- _Goal of the exercise_: Emit the data below verbatim, stripping out any pictures.

○ ○ ○ ○

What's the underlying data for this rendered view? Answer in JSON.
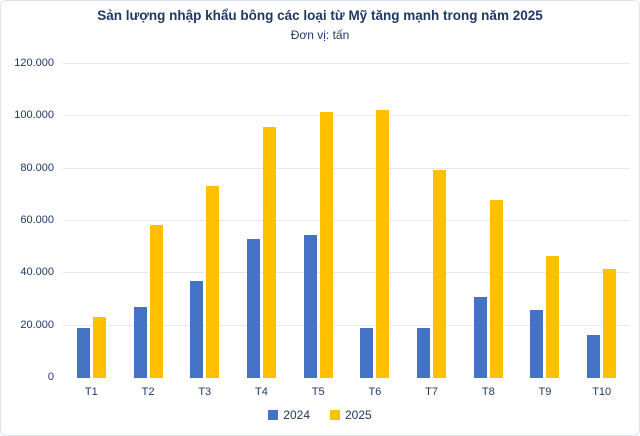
{
  "chart_data": {
    "type": "bar",
    "title": "Sản lượng nhập khẩu bông các loại từ Mỹ tăng mạnh trong năm 2025",
    "subtitle": "Đơn vị: tấn",
    "categories": [
      "T1",
      "T2",
      "T3",
      "T4",
      "T5",
      "T6",
      "T7",
      "T8",
      "T9",
      "T10"
    ],
    "series": [
      {
        "name": "2024",
        "color": "#4472C4",
        "values": [
          19000,
          27000,
          37000,
          53000,
          54500,
          19000,
          19000,
          31000,
          26000,
          16500
        ]
      },
      {
        "name": "2025",
        "color": "#FFC000",
        "values": [
          23500,
          58500,
          73500,
          96000,
          101500,
          102500,
          79500,
          68000,
          46500,
          41500
        ]
      }
    ],
    "xlabel": "",
    "ylabel": "",
    "ylim": [
      0,
      120000
    ],
    "yticks": [
      {
        "value": 0,
        "label": "0"
      },
      {
        "value": 20000,
        "label": "20.000"
      },
      {
        "value": 40000,
        "label": "40.000"
      },
      {
        "value": 60000,
        "label": "60.000"
      },
      {
        "value": 80000,
        "label": "80.000"
      },
      {
        "value": 100000,
        "label": "100.000"
      },
      {
        "value": 120000,
        "label": "120.000"
      }
    ],
    "grid": true,
    "legend_position": "bottom",
    "colors": {
      "text": "#1f3864",
      "gridline": "#e6e6e6",
      "background": "#ffffff",
      "border": "#dde3ec"
    }
  }
}
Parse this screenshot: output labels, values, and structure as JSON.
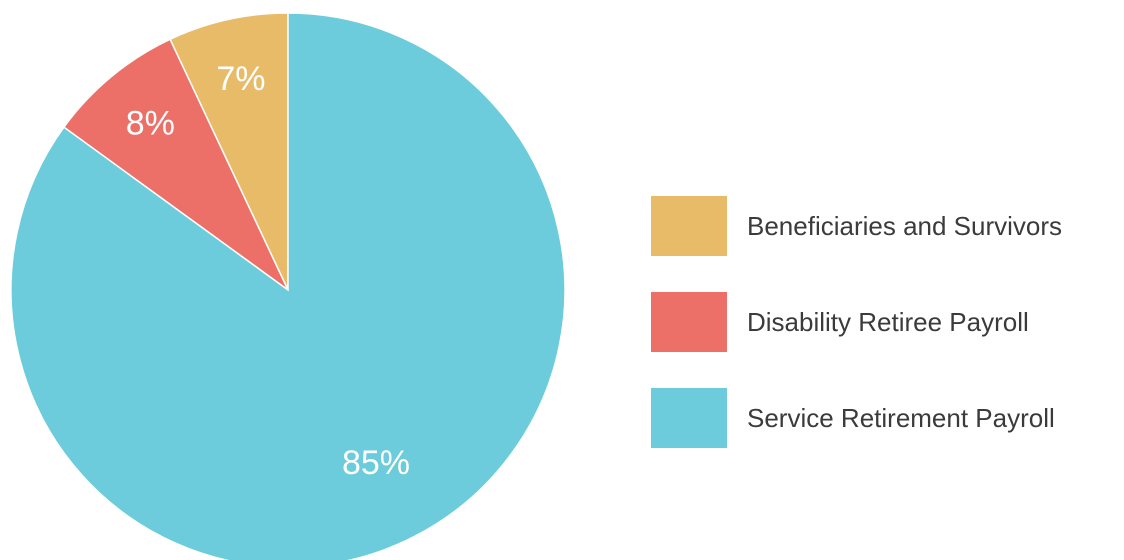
{
  "chart_data": {
    "type": "pie",
    "title": "",
    "categories": [
      "Beneficiaries and Survivors",
      "Disability Retiree Payroll",
      "Service Retirement Payroll"
    ],
    "values": [
      7,
      8,
      85
    ],
    "labels": [
      "7%",
      "8%",
      "85%"
    ],
    "colors": [
      "#E8BB69",
      "#EC7067",
      "#6CCCDC"
    ],
    "legend": "right",
    "start": "12 o'clock",
    "direction": "counterclockwise"
  }
}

○ ○ ○ ○

- _Answer for the task_:
What's the underlying data for this rendered view? Answer in JSON.
{
  "chart_data": {
    "type": "bar",
    "title": "Sản lượng nhập khẩu bông các loại từ Mỹ tăng mạnh trong năm 2025",
    "subtitle": "Đơn vị: tấn",
    "categories": [
      "T1",
      "T2",
      "T3",
      "T4",
      "T5",
      "T6",
      "T7",
      "T8",
      "T9",
      "T10"
    ],
    "series": [
      {
        "name": "2024",
        "color": "#4472C4",
        "values": [
          19000,
          27000,
          37000,
          53000,
          54500,
          19000,
          19000,
          31000,
          26000,
          16500
        ]
      },
      {
        "name": "2025",
        "color": "#FFC000",
        "values": [
          23500,
          58500,
          73500,
          96000,
          101500,
          102500,
          79500,
          68000,
          46500,
          41500
        ]
      }
    ],
    "xlabel": "",
    "ylabel": "",
    "ylim": [
      0,
      120000
    ],
    "yticks": [
      {
        "value": 0,
        "label": "0"
      },
      {
        "value": 20000,
        "label": "20.000"
      },
      {
        "value": 40000,
        "label": "40.000"
      },
      {
        "value": 60000,
        "label": "60.000"
      },
      {
        "value": 80000,
        "label": "80.000"
      },
      {
        "value": 100000,
        "label": "100.000"
      },
      {
        "value": 120000,
        "label": "120.000"
      }
    ],
    "grid": true,
    "legend_position": "bottom",
    "colors": {
      "text": "#1f3864",
      "gridline": "#e6e6e6",
      "background": "#ffffff",
      "border": "#dde3ec"
    }
  }
}
Parse this screenshot: output labels, values, and structure as JSON.
{
  "chart_data": {
    "type": "pie",
    "title": "",
    "categories": [
      "Beneficiaries and Survivors",
      "Disability Retiree Payroll",
      "Service Retirement Payroll"
    ],
    "values": [
      7,
      8,
      85
    ],
    "labels": [
      "7%",
      "8%",
      "85%"
    ],
    "colors": [
      "#E8BB69",
      "#EC7067",
      "#6CCCDC"
    ],
    "legend": "right",
    "start": "12 o'clock",
    "direction": "counterclockwise"
  }
}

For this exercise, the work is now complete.